## Records:
-=-=-=-=-

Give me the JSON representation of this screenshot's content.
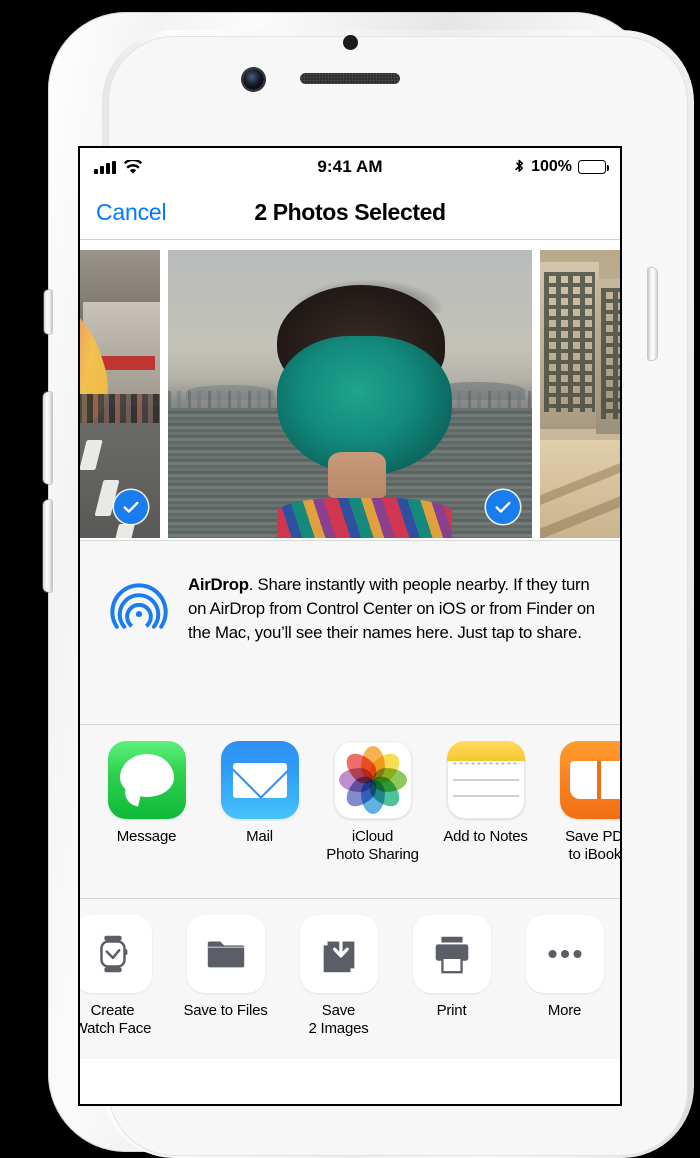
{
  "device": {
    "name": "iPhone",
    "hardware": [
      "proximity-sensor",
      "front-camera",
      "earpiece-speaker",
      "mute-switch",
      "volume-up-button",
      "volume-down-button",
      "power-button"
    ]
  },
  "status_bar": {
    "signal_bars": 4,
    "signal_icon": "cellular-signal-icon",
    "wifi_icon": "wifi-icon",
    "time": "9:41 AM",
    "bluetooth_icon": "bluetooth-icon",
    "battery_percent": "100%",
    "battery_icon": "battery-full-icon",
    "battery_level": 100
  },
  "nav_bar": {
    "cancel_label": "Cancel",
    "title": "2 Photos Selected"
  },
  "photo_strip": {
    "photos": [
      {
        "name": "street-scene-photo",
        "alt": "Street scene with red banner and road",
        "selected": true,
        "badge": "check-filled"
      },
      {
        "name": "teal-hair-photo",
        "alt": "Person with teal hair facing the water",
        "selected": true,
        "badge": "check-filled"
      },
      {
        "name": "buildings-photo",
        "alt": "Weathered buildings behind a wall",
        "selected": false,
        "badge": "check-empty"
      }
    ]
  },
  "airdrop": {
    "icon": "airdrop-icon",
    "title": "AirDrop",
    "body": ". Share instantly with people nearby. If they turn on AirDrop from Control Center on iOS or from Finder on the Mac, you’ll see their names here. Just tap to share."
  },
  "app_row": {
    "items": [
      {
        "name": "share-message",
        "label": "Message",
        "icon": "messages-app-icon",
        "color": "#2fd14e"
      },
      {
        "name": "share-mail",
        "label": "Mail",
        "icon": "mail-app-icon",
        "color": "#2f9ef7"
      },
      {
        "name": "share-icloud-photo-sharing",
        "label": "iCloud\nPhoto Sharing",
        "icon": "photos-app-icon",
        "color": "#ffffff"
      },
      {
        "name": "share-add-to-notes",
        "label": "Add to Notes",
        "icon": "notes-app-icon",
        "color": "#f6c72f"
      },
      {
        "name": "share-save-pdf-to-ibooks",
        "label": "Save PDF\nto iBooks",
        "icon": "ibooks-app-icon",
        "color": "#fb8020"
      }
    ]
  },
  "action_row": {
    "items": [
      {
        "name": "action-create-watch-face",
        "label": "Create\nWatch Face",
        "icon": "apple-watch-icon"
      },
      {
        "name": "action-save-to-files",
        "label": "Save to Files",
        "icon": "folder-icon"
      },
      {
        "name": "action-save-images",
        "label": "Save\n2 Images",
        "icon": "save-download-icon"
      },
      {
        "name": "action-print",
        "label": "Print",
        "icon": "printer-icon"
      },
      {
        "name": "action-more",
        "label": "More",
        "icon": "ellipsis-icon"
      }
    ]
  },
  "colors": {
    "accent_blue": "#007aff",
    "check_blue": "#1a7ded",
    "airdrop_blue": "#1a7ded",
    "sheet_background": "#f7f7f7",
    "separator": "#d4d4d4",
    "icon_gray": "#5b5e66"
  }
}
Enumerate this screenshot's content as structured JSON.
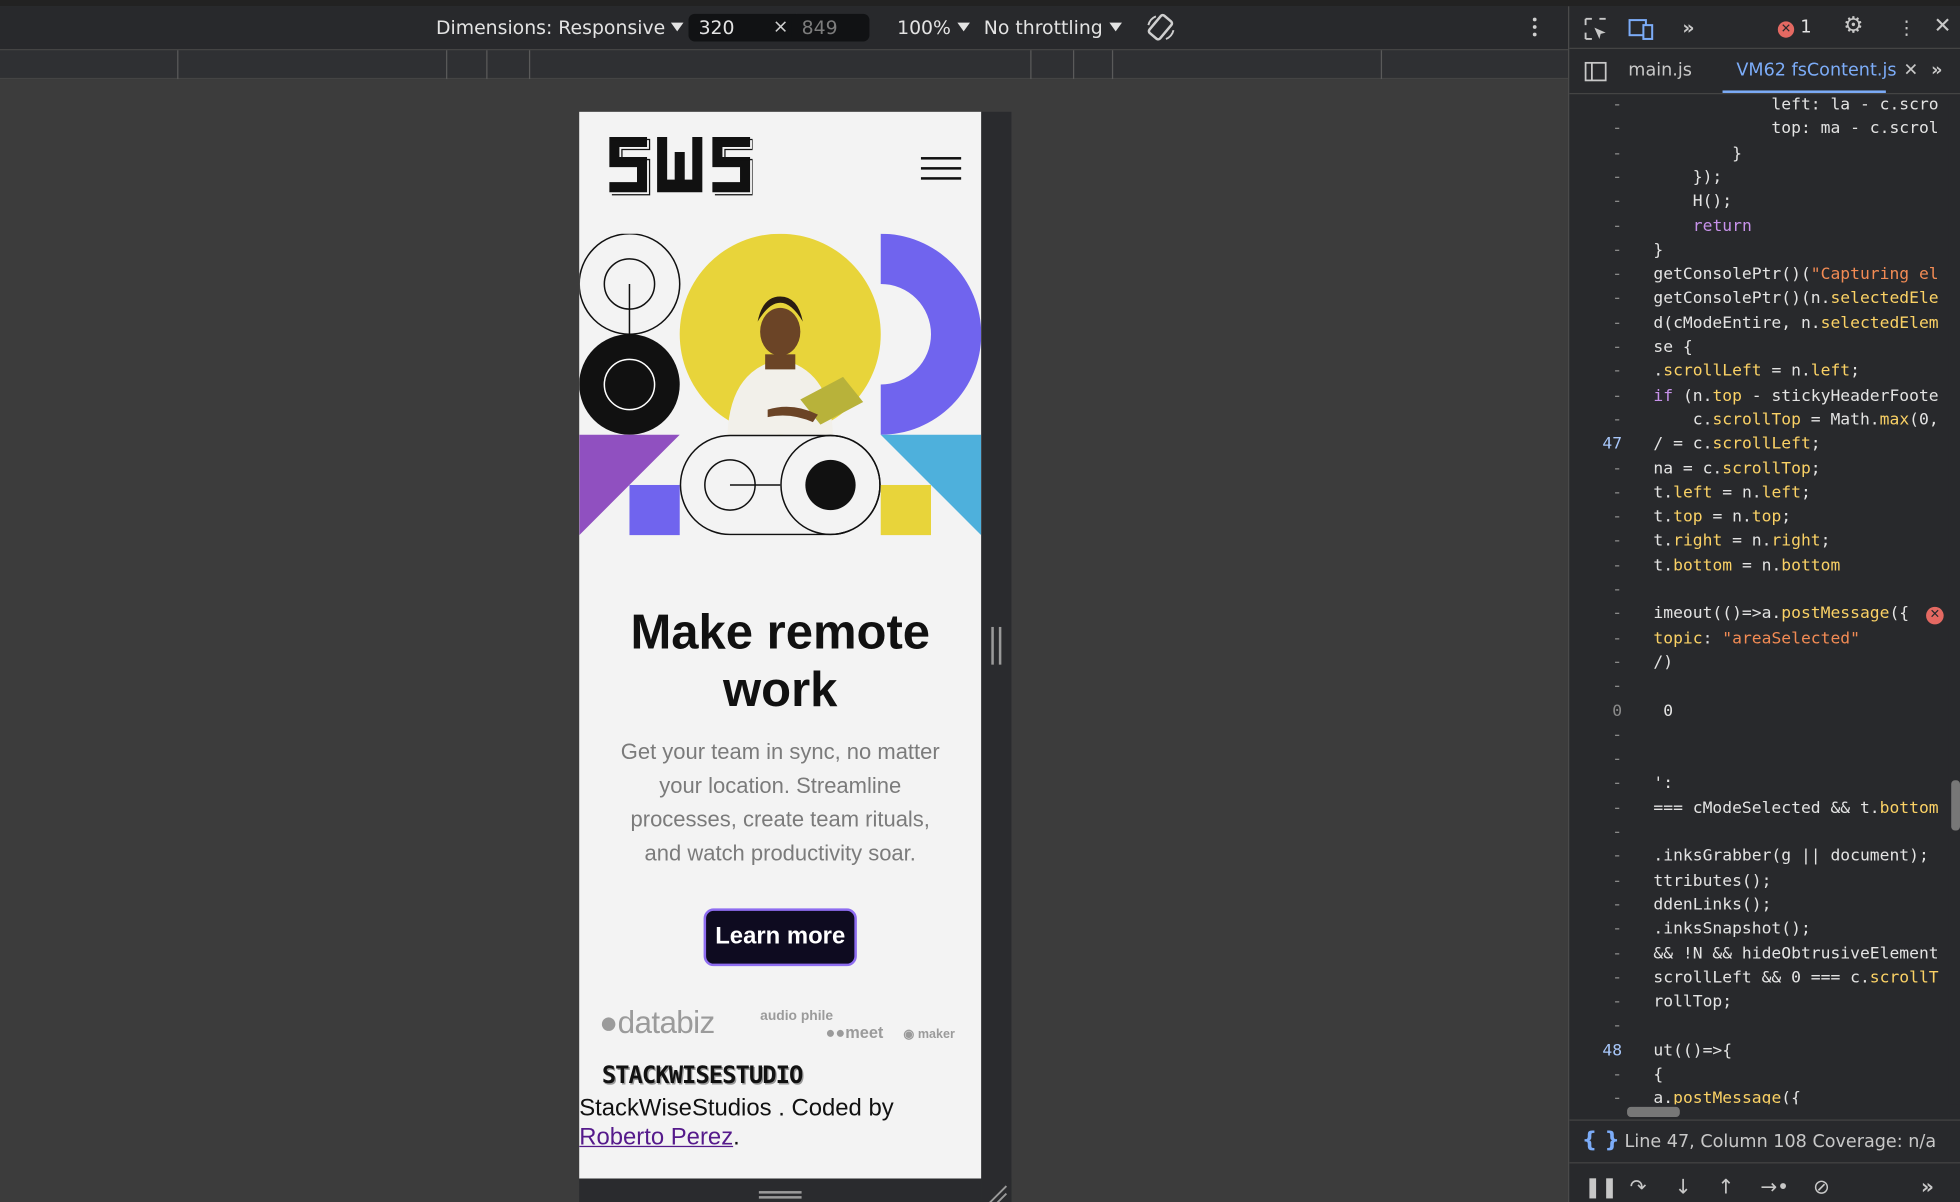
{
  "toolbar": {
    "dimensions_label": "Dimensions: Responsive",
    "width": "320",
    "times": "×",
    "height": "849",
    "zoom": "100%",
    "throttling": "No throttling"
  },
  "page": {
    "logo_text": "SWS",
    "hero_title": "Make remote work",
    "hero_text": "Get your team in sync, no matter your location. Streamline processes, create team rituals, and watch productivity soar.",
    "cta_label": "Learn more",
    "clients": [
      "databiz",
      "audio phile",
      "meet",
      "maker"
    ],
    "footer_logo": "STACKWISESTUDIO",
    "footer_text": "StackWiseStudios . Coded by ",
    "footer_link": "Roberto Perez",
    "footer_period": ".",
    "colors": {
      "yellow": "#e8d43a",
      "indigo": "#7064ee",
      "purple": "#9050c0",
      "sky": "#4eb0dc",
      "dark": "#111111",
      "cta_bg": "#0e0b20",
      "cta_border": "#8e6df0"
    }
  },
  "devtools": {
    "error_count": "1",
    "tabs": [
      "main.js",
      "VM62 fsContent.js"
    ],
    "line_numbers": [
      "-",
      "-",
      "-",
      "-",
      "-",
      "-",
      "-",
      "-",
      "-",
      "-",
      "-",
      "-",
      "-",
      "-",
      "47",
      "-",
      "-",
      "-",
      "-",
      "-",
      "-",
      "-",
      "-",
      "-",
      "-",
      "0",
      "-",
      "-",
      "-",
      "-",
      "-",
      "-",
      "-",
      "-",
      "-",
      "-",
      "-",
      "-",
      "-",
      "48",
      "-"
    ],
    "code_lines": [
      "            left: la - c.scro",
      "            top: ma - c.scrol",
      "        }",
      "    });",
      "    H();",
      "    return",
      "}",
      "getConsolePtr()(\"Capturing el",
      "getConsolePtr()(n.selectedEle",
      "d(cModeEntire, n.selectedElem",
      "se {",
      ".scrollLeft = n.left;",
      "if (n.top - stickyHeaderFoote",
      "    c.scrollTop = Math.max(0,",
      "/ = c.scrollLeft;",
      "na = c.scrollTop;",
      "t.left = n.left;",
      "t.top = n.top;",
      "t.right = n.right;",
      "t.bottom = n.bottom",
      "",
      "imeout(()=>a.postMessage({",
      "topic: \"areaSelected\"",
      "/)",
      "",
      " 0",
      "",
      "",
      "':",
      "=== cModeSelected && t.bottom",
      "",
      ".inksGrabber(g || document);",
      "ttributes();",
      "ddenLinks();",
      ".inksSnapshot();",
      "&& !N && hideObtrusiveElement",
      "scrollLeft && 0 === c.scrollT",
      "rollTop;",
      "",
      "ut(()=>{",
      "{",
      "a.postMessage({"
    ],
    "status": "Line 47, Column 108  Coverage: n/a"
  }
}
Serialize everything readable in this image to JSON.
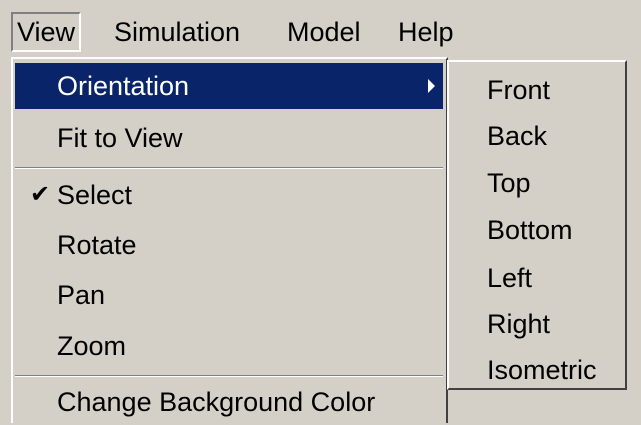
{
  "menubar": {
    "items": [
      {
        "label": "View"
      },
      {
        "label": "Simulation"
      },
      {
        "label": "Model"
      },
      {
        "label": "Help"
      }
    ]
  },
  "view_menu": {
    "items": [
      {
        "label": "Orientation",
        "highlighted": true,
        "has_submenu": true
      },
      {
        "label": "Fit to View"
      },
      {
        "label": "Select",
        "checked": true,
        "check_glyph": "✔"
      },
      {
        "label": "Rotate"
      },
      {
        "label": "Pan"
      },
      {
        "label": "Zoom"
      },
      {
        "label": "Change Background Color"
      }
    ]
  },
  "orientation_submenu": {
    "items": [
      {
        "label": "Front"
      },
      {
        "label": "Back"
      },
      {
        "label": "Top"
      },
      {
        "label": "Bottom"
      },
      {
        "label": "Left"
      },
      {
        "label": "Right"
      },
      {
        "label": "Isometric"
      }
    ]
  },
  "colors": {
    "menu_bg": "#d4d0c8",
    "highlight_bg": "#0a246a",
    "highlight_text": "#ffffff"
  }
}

-=-=-=-=-

Pictures in the records above are not copied; print everything else exactly.

## Reply:
Give me the JSON representation of this screenshot's content.
{
  "device": {
    "name": "iPhone",
    "hardware": [
      "proximity-sensor",
      "front-camera",
      "earpiece-speaker",
      "mute-switch",
      "volume-up-button",
      "volume-down-button",
      "power-button"
    ]
  },
  "status_bar": {
    "signal_bars": 4,
    "signal_icon": "cellular-signal-icon",
    "wifi_icon": "wifi-icon",
    "time": "9:41 AM",
    "bluetooth_icon": "bluetooth-icon",
    "battery_percent": "100%",
    "battery_icon": "battery-full-icon",
    "battery_level": 100
  },
  "nav_bar": {
    "cancel_label": "Cancel",
    "title": "2 Photos Selected"
  },
  "photo_strip": {
    "photos": [
      {
        "name": "street-scene-photo",
        "alt": "Street scene with red banner and road",
        "selected": true,
        "badge": "check-filled"
      },
      {
        "name": "teal-hair-photo",
        "alt": "Person with teal hair facing the water",
        "selected": true,
        "badge": "check-filled"
      },
      {
        "name": "buildings-photo",
        "alt": "Weathered buildings behind a wall",
        "selected": false,
        "badge": "check-empty"
      }
    ]
  },
  "airdrop": {
    "icon": "airdrop-icon",
    "title": "AirDrop",
    "body": ". Share instantly with people nearby. If they turn on AirDrop from Control Center on iOS or from Finder on the Mac, you’ll see their names here. Just tap to share."
  },
  "app_row": {
    "items": [
      {
        "name": "share-message",
        "label": "Message",
        "icon": "messages-app-icon",
        "color": "#2fd14e"
      },
      {
        "name": "share-mail",
        "label": "Mail",
        "icon": "mail-app-icon",
        "color": "#2f9ef7"
      },
      {
        "name": "share-icloud-photo-sharing",
        "label": "iCloud\nPhoto Sharing",
        "icon": "photos-app-icon",
        "color": "#ffffff"
      },
      {
        "name": "share-add-to-notes",
        "label": "Add to Notes",
        "icon": "notes-app-icon",
        "color": "#f6c72f"
      },
      {
        "name": "share-save-pdf-to-ibooks",
        "label": "Save PDF\nto iBooks",
        "icon": "ibooks-app-icon",
        "color": "#fb8020"
      }
    ]
  },
  "action_row": {
    "items": [
      {
        "name": "action-create-watch-face",
        "label": "Create\nWatch Face",
        "icon": "apple-watch-icon"
      },
      {
        "name": "action-save-to-files",
        "label": "Save to Files",
        "icon": "folder-icon"
      },
      {
        "name": "action-save-images",
        "label": "Save\n2 Images",
        "icon": "save-download-icon"
      },
      {
        "name": "action-print",
        "label": "Print",
        "icon": "printer-icon"
      },
      {
        "name": "action-more",
        "label": "More",
        "icon": "ellipsis-icon"
      }
    ]
  },
  "colors": {
    "accent_blue": "#007aff",
    "check_blue": "#1a7ded",
    "airdrop_blue": "#1a7ded",
    "sheet_background": "#f7f7f7",
    "separator": "#d4d4d4",
    "icon_gray": "#5b5e66"
  }
}
Enumerate this screenshot's content as structured JSON.
{
  "toolbar": {
    "dimensions_label": "Dimensions: Responsive",
    "width": "320",
    "times": "×",
    "height": "849",
    "zoom": "100%",
    "throttling": "No throttling"
  },
  "page": {
    "logo_text": "SWS",
    "hero_title": "Make remote work",
    "hero_text": "Get your team in sync, no matter your location. Streamline processes, create team rituals, and watch productivity soar.",
    "cta_label": "Learn more",
    "clients": [
      "databiz",
      "audio phile",
      "meet",
      "maker"
    ],
    "footer_logo": "STACKWISESTUDIO",
    "footer_text": "StackWiseStudios . Coded by ",
    "footer_link": "Roberto Perez",
    "footer_period": ".",
    "colors": {
      "yellow": "#e8d43a",
      "indigo": "#7064ee",
      "purple": "#9050c0",
      "sky": "#4eb0dc",
      "dark": "#111111",
      "cta_bg": "#0e0b20",
      "cta_border": "#8e6df0"
    }
  },
  "devtools": {
    "error_count": "1",
    "tabs": [
      "main.js",
      "VM62 fsContent.js"
    ],
    "line_numbers": [
      "-",
      "-",
      "-",
      "-",
      "-",
      "-",
      "-",
      "-",
      "-",
      "-",
      "-",
      "-",
      "-",
      "-",
      "47",
      "-",
      "-",
      "-",
      "-",
      "-",
      "-",
      "-",
      "-",
      "-",
      "-",
      "0",
      "-",
      "-",
      "-",
      "-",
      "-",
      "-",
      "-",
      "-",
      "-",
      "-",
      "-",
      "-",
      "-",
      "48",
      "-"
    ],
    "code_lines": [
      "            left: la - c.scro",
      "            top: ma - c.scrol",
      "        }",
      "    });",
      "    H();",
      "    return",
      "}",
      "getConsolePtr()(\"Capturing el",
      "getConsolePtr()(n.selectedEle",
      "d(cModeEntire, n.selectedElem",
      "se {",
      ".scrollLeft = n.left;",
      "if (n.top - stickyHeaderFoote",
      "    c.scrollTop = Math.max(0,",
      "/ = c.scrollLeft;",
      "na = c.scrollTop;",
      "t.left = n.left;",
      "t.top = n.top;",
      "t.right = n.right;",
      "t.bottom = n.bottom",
      "",
      "imeout(()=>a.postMessage({",
      "topic: \"areaSelected\"",
      "/)",
      "",
      " 0",
      "",
      "",
      "':",
      "=== cModeSelected && t.bottom",
      "",
      ".inksGrabber(g || document);",
      "ttributes();",
      "ddenLinks();",
      ".inksSnapshot();",
      "&& !N && hideObtrusiveElement",
      "scrollLeft && 0 === c.scrollT",
      "rollTop;",
      "",
      "ut(()=>{",
      "{",
      "a.postMessage({"
    ],
    "status": "Line 47, Column 108  Coverage: n/a"
  }
}
Serialize everything readable in this image to JSON.
{
  "menubar": {
    "items": [
      {
        "label": "View"
      },
      {
        "label": "Simulation"
      },
      {
        "label": "Model"
      },
      {
        "label": "Help"
      }
    ]
  },
  "view_menu": {
    "items": [
      {
        "label": "Orientation",
        "highlighted": true,
        "has_submenu": true
      },
      {
        "label": "Fit to View"
      },
      {
        "label": "Select",
        "checked": true,
        "check_glyph": "✔"
      },
      {
        "label": "Rotate"
      },
      {
        "label": "Pan"
      },
      {
        "label": "Zoom"
      },
      {
        "label": "Change Background Color"
      }
    ]
  },
  "orientation_submenu": {
    "items": [
      {
        "label": "Front"
      },
      {
        "label": "Back"
      },
      {
        "label": "Top"
      },
      {
        "label": "Bottom"
      },
      {
        "label": "Left"
      },
      {
        "label": "Right"
      },
      {
        "label": "Isometric"
      }
    ]
  },
  "colors": {
    "menu_bg": "#d4d0c8",
    "highlight_bg": "#0a246a",
    "highlight_text": "#ffffff"
  }
}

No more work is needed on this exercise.